• Challenge: Lines containing the word "Ekerette" are to be counted; state their number and nothing further.

• Entries:
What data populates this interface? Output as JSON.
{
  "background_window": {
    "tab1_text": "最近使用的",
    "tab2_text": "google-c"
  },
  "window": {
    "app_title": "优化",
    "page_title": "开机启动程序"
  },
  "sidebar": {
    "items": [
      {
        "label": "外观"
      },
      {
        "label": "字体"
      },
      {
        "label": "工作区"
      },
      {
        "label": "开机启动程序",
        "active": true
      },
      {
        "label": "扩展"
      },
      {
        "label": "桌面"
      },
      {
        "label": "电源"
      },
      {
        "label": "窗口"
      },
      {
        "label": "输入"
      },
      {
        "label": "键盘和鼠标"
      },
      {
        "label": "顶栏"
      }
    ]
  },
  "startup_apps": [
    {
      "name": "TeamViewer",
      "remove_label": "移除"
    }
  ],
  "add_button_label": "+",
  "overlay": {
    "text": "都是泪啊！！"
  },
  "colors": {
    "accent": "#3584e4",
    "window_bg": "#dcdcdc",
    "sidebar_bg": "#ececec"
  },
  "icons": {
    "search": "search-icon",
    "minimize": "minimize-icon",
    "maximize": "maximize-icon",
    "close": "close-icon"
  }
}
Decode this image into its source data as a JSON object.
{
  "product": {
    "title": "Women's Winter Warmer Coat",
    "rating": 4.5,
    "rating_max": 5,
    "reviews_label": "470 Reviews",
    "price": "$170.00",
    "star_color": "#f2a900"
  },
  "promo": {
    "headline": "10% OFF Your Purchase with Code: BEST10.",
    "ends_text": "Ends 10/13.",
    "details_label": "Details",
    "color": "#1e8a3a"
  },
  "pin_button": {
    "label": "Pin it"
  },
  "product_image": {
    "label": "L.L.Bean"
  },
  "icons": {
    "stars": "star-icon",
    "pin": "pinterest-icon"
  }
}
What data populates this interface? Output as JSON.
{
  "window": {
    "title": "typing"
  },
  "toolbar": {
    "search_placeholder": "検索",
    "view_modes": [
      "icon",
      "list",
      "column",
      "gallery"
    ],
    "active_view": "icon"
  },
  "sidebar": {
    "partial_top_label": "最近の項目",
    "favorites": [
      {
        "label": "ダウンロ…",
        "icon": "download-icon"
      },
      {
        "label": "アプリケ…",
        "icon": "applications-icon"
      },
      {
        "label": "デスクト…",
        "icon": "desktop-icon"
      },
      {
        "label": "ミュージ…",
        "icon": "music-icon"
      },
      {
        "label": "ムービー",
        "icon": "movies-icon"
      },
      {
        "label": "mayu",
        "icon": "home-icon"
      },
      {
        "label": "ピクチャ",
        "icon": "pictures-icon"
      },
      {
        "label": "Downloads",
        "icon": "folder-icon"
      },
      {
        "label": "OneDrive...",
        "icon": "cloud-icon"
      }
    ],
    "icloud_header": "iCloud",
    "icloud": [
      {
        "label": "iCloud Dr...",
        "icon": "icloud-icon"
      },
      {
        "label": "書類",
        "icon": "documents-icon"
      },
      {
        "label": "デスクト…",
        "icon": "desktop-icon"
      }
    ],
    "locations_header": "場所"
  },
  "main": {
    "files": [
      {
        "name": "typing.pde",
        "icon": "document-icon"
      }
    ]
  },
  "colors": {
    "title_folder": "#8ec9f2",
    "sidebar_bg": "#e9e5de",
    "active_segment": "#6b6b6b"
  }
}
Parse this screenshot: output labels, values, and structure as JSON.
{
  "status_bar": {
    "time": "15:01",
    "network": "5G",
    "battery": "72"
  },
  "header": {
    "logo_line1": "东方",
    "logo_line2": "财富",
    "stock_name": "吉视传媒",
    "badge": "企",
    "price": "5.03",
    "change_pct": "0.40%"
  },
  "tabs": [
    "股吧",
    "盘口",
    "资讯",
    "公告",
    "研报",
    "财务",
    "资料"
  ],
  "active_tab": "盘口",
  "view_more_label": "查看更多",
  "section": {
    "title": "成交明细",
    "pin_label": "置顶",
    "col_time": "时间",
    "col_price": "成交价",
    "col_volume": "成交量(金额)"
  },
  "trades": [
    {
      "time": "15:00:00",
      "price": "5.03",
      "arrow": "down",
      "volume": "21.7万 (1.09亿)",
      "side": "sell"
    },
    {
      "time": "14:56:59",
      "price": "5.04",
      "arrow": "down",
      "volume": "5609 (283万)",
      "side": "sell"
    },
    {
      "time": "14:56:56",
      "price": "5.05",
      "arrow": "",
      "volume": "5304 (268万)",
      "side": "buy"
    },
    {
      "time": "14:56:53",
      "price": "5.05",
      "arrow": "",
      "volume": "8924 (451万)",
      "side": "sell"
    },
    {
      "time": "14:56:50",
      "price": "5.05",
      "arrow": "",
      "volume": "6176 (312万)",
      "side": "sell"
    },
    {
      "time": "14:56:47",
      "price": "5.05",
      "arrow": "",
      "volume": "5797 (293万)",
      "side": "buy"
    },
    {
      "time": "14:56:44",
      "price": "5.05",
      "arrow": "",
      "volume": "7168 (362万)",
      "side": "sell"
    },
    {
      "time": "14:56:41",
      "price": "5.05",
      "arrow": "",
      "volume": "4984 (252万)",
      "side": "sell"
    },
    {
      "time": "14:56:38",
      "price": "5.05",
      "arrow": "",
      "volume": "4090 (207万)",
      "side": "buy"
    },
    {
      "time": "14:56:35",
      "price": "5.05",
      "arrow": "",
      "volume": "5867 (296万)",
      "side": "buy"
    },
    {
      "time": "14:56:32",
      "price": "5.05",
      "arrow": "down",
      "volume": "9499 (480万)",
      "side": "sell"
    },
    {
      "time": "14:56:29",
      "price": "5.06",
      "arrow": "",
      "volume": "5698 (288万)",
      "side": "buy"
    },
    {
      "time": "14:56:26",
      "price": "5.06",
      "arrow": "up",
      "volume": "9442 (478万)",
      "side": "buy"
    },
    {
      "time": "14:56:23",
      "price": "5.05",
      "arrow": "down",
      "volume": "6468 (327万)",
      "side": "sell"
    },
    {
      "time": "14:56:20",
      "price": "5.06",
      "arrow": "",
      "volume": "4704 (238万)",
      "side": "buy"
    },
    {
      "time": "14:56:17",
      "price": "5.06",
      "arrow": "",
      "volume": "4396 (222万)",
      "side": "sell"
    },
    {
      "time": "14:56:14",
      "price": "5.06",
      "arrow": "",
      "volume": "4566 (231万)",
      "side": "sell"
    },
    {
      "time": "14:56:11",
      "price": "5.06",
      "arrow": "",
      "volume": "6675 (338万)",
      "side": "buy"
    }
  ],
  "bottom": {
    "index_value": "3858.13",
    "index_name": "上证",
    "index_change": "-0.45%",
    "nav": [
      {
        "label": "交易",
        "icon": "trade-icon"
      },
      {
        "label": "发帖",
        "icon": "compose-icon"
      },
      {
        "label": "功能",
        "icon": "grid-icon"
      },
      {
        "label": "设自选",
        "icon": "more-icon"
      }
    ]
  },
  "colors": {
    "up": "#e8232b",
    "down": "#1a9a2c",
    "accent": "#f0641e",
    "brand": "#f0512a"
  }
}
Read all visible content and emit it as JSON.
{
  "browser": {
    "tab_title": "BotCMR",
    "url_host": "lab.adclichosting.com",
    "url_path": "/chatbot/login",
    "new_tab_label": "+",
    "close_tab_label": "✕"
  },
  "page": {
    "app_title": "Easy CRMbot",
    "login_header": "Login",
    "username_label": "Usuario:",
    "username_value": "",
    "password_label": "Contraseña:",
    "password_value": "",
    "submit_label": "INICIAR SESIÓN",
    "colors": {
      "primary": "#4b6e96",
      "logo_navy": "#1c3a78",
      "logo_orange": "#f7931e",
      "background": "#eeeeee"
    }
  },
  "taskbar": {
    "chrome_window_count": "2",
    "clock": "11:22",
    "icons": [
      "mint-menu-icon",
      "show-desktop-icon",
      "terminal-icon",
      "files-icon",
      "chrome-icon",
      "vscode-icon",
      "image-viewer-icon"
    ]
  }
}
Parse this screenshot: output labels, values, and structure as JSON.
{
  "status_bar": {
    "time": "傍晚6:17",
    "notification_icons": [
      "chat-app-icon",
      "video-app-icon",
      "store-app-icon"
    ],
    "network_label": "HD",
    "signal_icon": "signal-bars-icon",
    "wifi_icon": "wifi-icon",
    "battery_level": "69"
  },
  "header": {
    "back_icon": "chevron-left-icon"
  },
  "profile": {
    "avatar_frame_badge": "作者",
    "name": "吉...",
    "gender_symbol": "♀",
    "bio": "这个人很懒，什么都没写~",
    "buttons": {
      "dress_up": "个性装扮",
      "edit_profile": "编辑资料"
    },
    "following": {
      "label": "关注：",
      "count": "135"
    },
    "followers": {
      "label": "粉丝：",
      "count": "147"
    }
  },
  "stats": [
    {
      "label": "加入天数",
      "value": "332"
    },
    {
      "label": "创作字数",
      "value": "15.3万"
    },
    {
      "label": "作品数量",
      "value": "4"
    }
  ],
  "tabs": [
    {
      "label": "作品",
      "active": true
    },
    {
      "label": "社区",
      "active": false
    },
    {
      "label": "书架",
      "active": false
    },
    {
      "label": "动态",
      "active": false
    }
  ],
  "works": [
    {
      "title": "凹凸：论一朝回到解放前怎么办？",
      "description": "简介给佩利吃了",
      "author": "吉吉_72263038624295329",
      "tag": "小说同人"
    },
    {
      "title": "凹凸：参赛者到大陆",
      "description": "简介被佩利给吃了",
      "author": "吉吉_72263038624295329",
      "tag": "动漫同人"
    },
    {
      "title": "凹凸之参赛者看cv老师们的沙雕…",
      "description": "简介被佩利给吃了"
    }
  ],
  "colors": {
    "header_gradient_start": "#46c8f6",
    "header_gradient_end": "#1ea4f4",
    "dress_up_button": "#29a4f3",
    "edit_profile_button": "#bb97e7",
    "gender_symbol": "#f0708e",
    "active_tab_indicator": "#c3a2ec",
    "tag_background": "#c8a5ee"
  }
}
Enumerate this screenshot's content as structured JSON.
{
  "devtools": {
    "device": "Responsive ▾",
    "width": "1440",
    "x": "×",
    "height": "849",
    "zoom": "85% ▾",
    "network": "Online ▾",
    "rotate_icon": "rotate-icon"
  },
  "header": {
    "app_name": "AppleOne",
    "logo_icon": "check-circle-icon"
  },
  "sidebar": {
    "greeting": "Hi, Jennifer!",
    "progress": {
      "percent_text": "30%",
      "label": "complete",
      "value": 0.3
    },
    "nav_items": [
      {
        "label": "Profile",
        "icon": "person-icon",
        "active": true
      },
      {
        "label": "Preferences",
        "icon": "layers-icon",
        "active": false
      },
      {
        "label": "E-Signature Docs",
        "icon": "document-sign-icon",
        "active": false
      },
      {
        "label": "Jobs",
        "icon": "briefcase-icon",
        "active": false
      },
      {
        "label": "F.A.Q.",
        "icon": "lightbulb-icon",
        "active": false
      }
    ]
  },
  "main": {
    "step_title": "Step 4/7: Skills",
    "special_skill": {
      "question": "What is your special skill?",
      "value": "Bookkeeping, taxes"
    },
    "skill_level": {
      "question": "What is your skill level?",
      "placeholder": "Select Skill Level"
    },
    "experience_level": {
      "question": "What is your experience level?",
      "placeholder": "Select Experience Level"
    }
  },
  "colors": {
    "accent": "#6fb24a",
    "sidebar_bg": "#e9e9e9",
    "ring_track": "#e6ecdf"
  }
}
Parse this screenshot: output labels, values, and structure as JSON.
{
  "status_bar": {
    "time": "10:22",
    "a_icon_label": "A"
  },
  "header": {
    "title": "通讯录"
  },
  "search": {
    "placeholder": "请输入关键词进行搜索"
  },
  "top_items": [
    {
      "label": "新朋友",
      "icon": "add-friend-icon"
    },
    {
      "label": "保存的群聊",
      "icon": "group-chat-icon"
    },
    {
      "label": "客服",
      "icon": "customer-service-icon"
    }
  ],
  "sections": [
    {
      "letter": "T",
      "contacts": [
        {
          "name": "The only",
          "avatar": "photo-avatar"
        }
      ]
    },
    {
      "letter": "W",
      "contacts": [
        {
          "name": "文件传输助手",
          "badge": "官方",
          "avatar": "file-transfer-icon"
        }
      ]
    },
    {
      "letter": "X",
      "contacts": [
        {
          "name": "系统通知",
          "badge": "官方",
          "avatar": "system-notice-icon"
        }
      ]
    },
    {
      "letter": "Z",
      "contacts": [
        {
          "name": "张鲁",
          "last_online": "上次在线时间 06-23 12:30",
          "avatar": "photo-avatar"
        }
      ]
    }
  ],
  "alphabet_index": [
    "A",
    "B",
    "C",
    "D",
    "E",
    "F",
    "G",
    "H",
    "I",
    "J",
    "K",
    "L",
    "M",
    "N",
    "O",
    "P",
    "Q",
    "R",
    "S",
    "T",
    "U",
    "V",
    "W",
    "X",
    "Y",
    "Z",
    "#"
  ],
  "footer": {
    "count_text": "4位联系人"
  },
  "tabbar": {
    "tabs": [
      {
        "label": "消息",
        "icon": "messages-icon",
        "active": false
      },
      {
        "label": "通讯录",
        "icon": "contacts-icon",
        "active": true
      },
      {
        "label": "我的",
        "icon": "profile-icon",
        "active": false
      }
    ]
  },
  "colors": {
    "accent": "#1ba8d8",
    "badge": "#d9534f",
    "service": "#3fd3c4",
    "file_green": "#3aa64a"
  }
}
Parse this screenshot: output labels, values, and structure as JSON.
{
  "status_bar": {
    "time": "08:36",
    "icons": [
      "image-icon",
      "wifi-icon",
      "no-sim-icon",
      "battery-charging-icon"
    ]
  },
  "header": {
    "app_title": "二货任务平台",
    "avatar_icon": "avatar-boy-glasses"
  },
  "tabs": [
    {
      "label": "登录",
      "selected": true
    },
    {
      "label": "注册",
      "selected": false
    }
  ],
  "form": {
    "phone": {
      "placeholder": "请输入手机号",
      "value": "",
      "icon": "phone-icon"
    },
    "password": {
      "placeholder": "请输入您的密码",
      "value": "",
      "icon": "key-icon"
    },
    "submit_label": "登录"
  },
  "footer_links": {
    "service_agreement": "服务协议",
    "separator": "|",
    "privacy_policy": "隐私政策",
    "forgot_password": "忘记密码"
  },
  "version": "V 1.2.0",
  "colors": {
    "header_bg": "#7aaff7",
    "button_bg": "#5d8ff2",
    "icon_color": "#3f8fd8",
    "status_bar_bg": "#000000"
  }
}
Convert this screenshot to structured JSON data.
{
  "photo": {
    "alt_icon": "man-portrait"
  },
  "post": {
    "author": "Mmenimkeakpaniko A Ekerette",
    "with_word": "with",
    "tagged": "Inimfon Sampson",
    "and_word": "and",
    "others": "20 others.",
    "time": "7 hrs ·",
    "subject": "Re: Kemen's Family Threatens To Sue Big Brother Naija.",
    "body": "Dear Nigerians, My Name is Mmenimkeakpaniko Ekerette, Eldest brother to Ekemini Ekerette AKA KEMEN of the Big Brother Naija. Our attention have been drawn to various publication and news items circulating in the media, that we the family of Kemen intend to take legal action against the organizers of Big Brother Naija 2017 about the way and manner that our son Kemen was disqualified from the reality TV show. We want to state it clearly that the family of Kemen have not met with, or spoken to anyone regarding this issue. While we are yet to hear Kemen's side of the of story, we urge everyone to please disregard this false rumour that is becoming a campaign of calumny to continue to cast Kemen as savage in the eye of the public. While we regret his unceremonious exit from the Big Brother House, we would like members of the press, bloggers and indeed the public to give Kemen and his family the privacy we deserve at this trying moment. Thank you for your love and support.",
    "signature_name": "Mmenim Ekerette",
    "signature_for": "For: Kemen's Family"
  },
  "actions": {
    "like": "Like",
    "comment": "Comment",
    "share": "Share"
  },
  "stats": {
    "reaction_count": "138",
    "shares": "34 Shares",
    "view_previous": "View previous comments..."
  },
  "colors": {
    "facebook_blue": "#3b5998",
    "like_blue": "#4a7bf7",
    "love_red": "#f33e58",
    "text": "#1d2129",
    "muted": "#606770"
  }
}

• Exercise solution: 3